> [DATA SHOWN]:
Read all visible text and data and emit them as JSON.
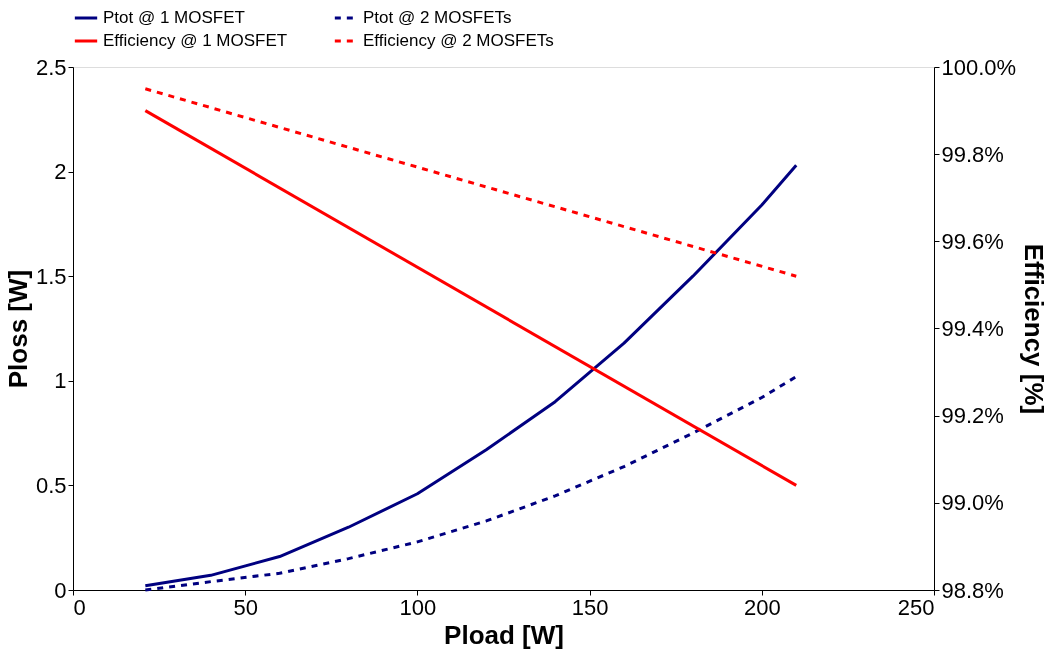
{
  "chart_data": {
    "type": "line",
    "xlabel": "Pload [W]",
    "ylabel": "Ploss [W]",
    "y2label": "Efficiency [%]",
    "xlim": [
      0,
      250
    ],
    "xticks": [
      0,
      50,
      100,
      150,
      200,
      250
    ],
    "ylim": [
      0,
      2.5
    ],
    "yticks": [
      0,
      0.5,
      1,
      1.5,
      2,
      2.5
    ],
    "y2lim": [
      98.8,
      100.0
    ],
    "y2ticks": [
      {
        "value": 98.8,
        "label": "98.8%"
      },
      {
        "value": 99.0,
        "label": "99.0%"
      },
      {
        "value": 99.2,
        "label": "99.2%"
      },
      {
        "value": 99.4,
        "label": "99.4%"
      },
      {
        "value": 99.6,
        "label": "99.6%"
      },
      {
        "value": 99.8,
        "label": "99.8%"
      },
      {
        "value": 100.0,
        "label": "100.0%"
      }
    ],
    "grid": false,
    "legend": "top",
    "marker": "none",
    "series": [
      {
        "name": "Ptot @ 1 MOSFET",
        "color": "#000080",
        "line_style": "solid",
        "x": [
          21,
          40,
          60,
          80,
          100,
          120,
          140,
          160,
          180,
          200,
          210
        ],
        "values": [
          0.02,
          0.07,
          0.16,
          0.3,
          0.46,
          0.67,
          0.9,
          1.18,
          1.5,
          1.84,
          2.03
        ]
      },
      {
        "name": "Ptot @ 2 MOSFETs",
        "color": "#000080",
        "line_style": "dashed",
        "x": [
          21,
          40,
          60,
          80,
          100,
          120,
          140,
          160,
          180,
          200,
          210
        ],
        "values": [
          0.0,
          0.04,
          0.08,
          0.15,
          0.23,
          0.33,
          0.45,
          0.59,
          0.75,
          0.92,
          1.02
        ]
      },
      {
        "name": "Efficiency @ 1 MOSFET",
        "color": "#ff0000",
        "line_style": "solid",
        "axis": "y2",
        "x": [
          21,
          210
        ],
        "values": [
          99.9,
          99.04
        ]
      },
      {
        "name": "Efficiency @ 2 MOSFETs",
        "color": "#ff0000",
        "line_style": "dashed",
        "axis": "y2",
        "x": [
          21,
          210
        ],
        "values": [
          99.95,
          99.52
        ]
      }
    ]
  }
}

> [GOAL]: Reproduce the entries above word for word. Pictures stay out.

> [IN RESPONSE]:
Read all visible text and data and emit them as JSON.
{
  "chart_data": {
    "type": "line",
    "xlabel": "Pload [W]",
    "ylabel": "Ploss [W]",
    "y2label": "Efficiency [%]",
    "xlim": [
      0,
      250
    ],
    "xticks": [
      0,
      50,
      100,
      150,
      200,
      250
    ],
    "ylim": [
      0,
      2.5
    ],
    "yticks": [
      0,
      0.5,
      1,
      1.5,
      2,
      2.5
    ],
    "y2lim": [
      98.8,
      100.0
    ],
    "y2ticks": [
      {
        "value": 98.8,
        "label": "98.8%"
      },
      {
        "value": 99.0,
        "label": "99.0%"
      },
      {
        "value": 99.2,
        "label": "99.2%"
      },
      {
        "value": 99.4,
        "label": "99.4%"
      },
      {
        "value": 99.6,
        "label": "99.6%"
      },
      {
        "value": 99.8,
        "label": "99.8%"
      },
      {
        "value": 100.0,
        "label": "100.0%"
      }
    ],
    "grid": false,
    "legend": "top",
    "marker": "none",
    "series": [
      {
        "name": "Ptot @ 1 MOSFET",
        "color": "#000080",
        "line_style": "solid",
        "x": [
          21,
          40,
          60,
          80,
          100,
          120,
          140,
          160,
          180,
          200,
          210
        ],
        "values": [
          0.02,
          0.07,
          0.16,
          0.3,
          0.46,
          0.67,
          0.9,
          1.18,
          1.5,
          1.84,
          2.03
        ]
      },
      {
        "name": "Ptot @ 2 MOSFETs",
        "color": "#000080",
        "line_style": "dashed",
        "x": [
          21,
          40,
          60,
          80,
          100,
          120,
          140,
          160,
          180,
          200,
          210
        ],
        "values": [
          0.0,
          0.04,
          0.08,
          0.15,
          0.23,
          0.33,
          0.45,
          0.59,
          0.75,
          0.92,
          1.02
        ]
      },
      {
        "name": "Efficiency @ 1 MOSFET",
        "color": "#ff0000",
        "line_style": "solid",
        "axis": "y2",
        "x": [
          21,
          210
        ],
        "values": [
          99.9,
          99.04
        ]
      },
      {
        "name": "Efficiency @ 2 MOSFETs",
        "color": "#ff0000",
        "line_style": "dashed",
        "axis": "y2",
        "x": [
          21,
          210
        ],
        "values": [
          99.95,
          99.52
        ]
      }
    ]
  }
}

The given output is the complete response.